---------- Sayfa metni ----------
Çanakkale merkeze bağlı Tevfikiye köyü sınırlarında yer alan, 5 bin 500 yıllık bir geçmişe sahip Troya Antik Kenti’nde, bazı yapıların gün yüzüne çıkarılması amacıyla kazı çalışmaları devam ediyor.
UNESCO Dünya Kültür Mirası Listesi’nde yer alan Troya Antik Kenti’nde, 1871 yılında başlayan resmi kazılar, arkeolojik keşiflerle zenginleşerek 12 ay süren kazı çalışmalarıyla devam ediyor.
Kültür ve Turizm Bakanlığı’nın izniyle, Çanakkale Onsekiz Mart Üniversitesi (ÇOMÜ) ve ana sponsor İÇDAŞ AŞ’nin desteğiyle yürütülen kazılarda, ekipler Son Tunç Çağı olarak bilinen Homeros’un Troya’sına ait saray yapısı ile sur duvarı arasındaki bölümde ve agora alanında çalışmaları sürdürüyor.
Troya Antik Kenti Kazı Başkan Yardımcısı ve Çanakkale Onsekiz Mart Üniversitesi (ÇOMÜ) İnsan ve Toplum Bilimleri Fakültesi Tarih Bölümü Öğretim Üyesi Prof. Dr. Reyhan Körpe, Troya’nın, antik dönemde “İlion” adıyla bilindiğini ve Roma döneminde önemli bir turistik merkez olduğunu belirtti.
Helenistik Çağ’ın başlarında küçük bir kasaba olan Troya’nın kaderinin Büyük İskender’in ziyaretiyle değiştiğini belirten Körpe, şu bilgileri verdi:
“Makedonya Kralı Büyük İskender’in, 334 yılında Asya seferine başlarken Troya’yı ziyaret ettiğini anlatarak, İskender’in İlyada destanını okuduğunu ve Homeros’un eserlerini bildiğini söyledi. İskender’in, Troya’yı gördüğünde kentin yoksul durumundan etkilendiğini ve sefer dönüşünde burayı ihya etmeye söz verdiğini, ancak seferden dönmediği için bu sözü yerine getiremediğini ifade etti.Körpe, İskender’in ardından generallerinin Troya’ya gelerek kenti yeniden inşa ettiklerini, yeni tapınaklar ve binalar yaptıklarını, sur duvarlarını yenilediklerini belirtti. Ayrıca, Roma İmparatoru Sezar’ın da Troya’yı bir savaş sonrası ziyaret ettiğini ve atalarını Troya’nın milli kahramanı Aeneas’a bağladığı için buraya büyük yatırımlar yapmaya niyetlendiğini, ancak Sezar’ın da bu projeleri gerçekleştiremeden öldürüldüğünü dile getirdi.”
---------- Veri kayıtları ----------
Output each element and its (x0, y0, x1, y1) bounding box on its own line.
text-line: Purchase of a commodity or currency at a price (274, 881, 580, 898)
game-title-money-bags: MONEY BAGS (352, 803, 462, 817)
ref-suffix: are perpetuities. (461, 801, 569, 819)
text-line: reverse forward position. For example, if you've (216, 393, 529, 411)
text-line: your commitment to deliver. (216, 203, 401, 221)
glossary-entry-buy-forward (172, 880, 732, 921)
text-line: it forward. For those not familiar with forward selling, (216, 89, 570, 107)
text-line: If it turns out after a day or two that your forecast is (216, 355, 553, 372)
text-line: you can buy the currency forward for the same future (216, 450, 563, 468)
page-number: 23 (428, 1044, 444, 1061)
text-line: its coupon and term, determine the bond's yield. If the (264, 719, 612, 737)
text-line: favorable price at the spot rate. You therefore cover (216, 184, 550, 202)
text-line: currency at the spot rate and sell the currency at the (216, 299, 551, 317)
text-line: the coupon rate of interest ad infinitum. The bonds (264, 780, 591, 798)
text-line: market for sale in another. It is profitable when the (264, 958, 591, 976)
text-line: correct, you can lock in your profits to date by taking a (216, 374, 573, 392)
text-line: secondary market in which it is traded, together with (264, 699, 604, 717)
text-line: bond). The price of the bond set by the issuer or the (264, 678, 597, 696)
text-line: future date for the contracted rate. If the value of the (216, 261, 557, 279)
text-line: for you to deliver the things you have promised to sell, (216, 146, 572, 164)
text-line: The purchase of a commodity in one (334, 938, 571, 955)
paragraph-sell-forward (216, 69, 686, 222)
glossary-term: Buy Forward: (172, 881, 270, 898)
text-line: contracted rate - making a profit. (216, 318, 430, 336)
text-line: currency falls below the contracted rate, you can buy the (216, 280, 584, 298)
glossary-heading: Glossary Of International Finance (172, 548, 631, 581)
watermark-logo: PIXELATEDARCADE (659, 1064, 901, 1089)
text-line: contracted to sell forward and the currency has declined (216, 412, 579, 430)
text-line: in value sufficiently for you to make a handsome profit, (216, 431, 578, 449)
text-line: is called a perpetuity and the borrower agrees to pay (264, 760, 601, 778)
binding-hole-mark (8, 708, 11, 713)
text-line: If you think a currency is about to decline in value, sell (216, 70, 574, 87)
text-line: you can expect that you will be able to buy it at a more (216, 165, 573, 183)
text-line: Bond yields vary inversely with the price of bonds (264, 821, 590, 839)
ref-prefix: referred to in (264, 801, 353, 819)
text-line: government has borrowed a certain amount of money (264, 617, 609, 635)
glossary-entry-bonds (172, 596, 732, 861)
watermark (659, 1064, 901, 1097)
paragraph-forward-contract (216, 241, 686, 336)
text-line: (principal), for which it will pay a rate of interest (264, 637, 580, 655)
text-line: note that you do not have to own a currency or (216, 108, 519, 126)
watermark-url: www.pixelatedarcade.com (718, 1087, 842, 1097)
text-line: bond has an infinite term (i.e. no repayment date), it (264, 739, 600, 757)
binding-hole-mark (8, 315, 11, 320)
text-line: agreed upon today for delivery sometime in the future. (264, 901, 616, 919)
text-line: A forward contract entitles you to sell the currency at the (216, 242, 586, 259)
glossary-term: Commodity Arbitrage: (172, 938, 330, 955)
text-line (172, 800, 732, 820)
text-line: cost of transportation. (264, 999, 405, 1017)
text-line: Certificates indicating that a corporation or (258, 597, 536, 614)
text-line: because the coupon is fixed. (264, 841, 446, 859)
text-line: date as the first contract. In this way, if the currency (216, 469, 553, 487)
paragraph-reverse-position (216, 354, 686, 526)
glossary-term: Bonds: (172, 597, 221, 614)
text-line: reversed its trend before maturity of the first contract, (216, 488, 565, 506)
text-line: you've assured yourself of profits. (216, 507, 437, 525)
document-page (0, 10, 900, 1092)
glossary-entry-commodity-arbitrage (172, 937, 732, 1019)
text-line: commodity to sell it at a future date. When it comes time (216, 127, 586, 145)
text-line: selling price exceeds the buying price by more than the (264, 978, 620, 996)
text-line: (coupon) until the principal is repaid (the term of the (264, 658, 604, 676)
----------
### Alıştırma görevleri
1) Troya kazıları metnine göre şu soruları yanıtlayın:
(a) Troya Antik Kenti'ndeki resmi kazılar hangi yılda başladı?
(b) Troya antik dönemde hangi adla biliniyordu?
(c) Büyük İskender Asya seferine başlarken Troya'yı hangi yılda ziyaret etti?
2) Troya kazıları metnini son cümlesinden sonra sürdürün.

### Sıralı yanıtlar
1)
(a) 1871 yılında.
(b) "İlion" adıyla.
(c) 334 yılında.

2)
“Aeneas’ın doğduğu yer”
Prof. Dr. Reyhan Körpe, Sezar’ın yeğeni ve Roma İmparatorluğu’nun kurucusu Augustus’un, Troya’ya hak ettiği değeri verdiğini belirtti.
Prof. Dr. Reyhan Körpe, İmparator Augustus döneminde Troya’nın Asya’nın en görkemli kentlerinden biri haline geldiğini belirterek, bu dönemde inşa edilen büyük tapınaklar ve yapılar sayesinde kentin öneminin arttığını ifade etti. Körpe, önceki kazılarda Odeon’da Augustus ve Hadrianus heykellerine rastladıklarını da ekledi.
Körpe, Augustus ve onun ardından gelen dönemlerde, Troya’nın Akdeniz ve Roma dünyasının en önemli turistik merkezlerinden biri haline geldiğini vurguladı.
Körpe, Romalı turistlerin, ataları Aeneas’ın kökenlerinin buradan gelmesi nedeniyle Troya’yı ziyaret ettiğini belirtti. O dönemde rehberler, günümüzdekilere benzer şekilde, Romalı ziyaretçilere “Aeneas’ın doğduğu yer,” “Afrodit’in geldiği yer,” “Savaşın gerçekleştiği yer” gibi önemli noktaları tanıtarak kenti gezdiriyordu.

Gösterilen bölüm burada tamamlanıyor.